---------- RECORDS FOR THE TASK

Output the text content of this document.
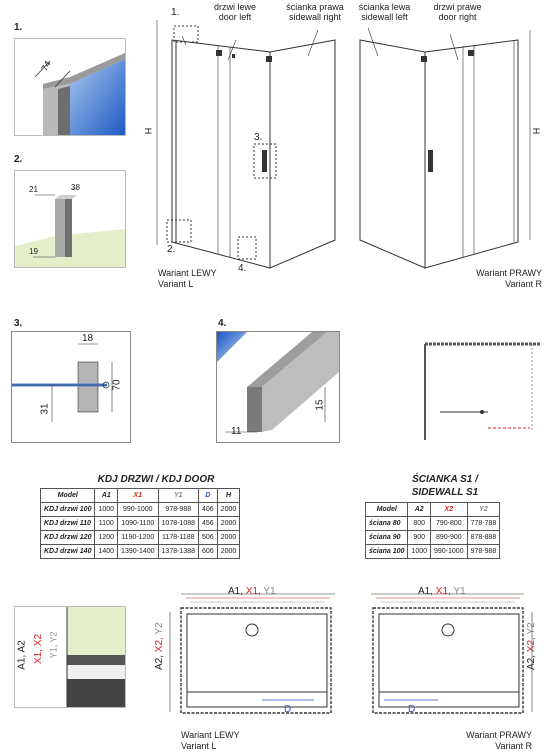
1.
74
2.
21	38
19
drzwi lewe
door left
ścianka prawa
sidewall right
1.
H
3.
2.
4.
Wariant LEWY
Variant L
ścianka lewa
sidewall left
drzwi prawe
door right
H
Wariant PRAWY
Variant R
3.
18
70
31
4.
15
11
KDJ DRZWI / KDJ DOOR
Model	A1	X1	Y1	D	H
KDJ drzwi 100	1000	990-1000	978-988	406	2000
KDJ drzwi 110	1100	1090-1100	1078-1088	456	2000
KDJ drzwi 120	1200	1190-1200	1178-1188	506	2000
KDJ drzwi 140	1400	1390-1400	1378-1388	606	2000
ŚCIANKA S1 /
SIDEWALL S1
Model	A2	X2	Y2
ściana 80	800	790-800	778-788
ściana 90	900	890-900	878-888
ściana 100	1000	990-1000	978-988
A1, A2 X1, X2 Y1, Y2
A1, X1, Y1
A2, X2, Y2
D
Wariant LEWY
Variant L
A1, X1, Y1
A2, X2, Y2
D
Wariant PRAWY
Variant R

--------------------
---------- RECORDS FOR THE TASK

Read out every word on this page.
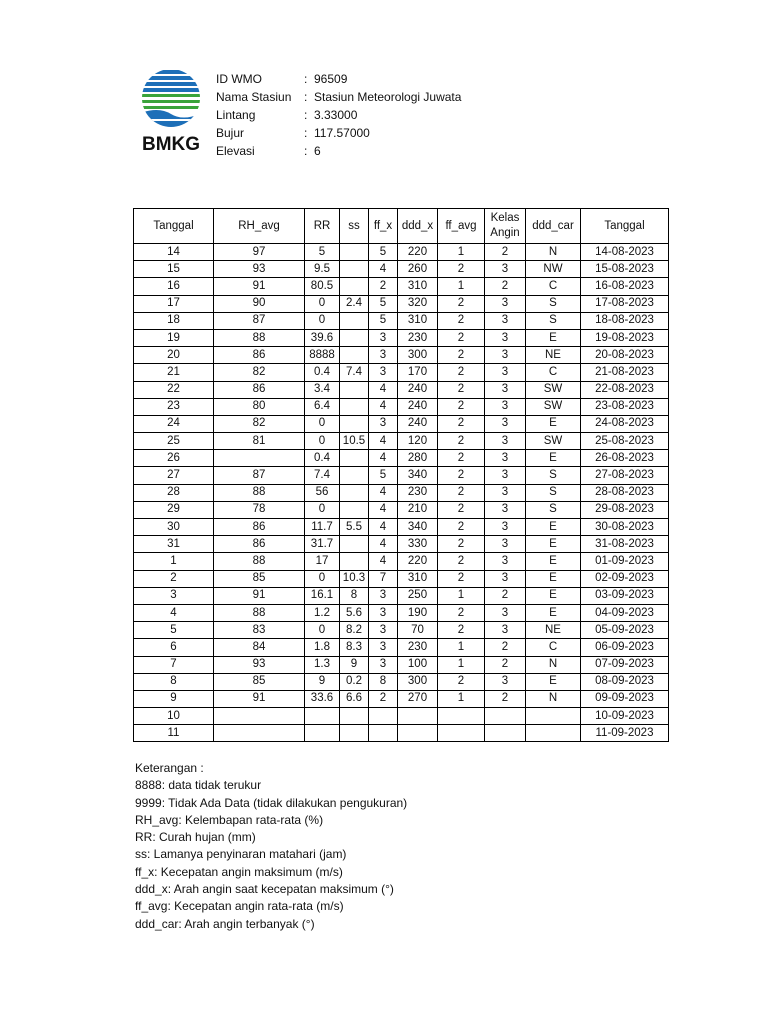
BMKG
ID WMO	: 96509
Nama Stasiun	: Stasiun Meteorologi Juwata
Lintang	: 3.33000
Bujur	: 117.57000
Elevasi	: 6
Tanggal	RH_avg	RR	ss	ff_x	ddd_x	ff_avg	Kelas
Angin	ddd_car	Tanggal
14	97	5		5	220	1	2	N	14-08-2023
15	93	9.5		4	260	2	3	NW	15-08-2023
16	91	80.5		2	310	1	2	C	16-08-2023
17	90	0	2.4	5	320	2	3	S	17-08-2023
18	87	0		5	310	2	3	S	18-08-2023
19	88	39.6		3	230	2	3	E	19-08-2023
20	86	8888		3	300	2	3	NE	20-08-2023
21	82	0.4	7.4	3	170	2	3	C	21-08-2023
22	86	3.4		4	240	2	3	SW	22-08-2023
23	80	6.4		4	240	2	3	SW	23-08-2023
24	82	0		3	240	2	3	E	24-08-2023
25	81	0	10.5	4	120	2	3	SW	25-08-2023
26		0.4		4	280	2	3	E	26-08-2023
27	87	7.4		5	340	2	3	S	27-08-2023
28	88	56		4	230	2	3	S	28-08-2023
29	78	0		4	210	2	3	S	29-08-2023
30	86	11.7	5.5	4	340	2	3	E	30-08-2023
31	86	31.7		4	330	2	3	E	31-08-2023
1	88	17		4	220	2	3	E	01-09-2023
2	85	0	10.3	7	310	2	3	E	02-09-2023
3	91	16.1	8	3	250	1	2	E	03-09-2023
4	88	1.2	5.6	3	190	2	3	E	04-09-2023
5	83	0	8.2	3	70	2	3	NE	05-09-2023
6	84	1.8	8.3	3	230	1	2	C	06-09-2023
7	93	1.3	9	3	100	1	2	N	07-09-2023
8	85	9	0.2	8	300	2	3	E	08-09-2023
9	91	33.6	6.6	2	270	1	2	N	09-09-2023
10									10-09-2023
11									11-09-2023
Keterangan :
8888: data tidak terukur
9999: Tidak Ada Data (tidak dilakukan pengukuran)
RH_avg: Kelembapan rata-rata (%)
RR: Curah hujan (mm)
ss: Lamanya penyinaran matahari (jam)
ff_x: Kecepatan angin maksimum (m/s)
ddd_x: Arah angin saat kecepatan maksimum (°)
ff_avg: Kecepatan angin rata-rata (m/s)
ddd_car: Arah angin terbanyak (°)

--------------------

## [WHAT YOU NEED TO DO]
Copy each line that holds the word "rata".

## [RESULT FOR THIS TASK]
RH_avg: Kelembapan rata-rata (%)
ff_avg: Kecepatan angin rata-rata (m/s)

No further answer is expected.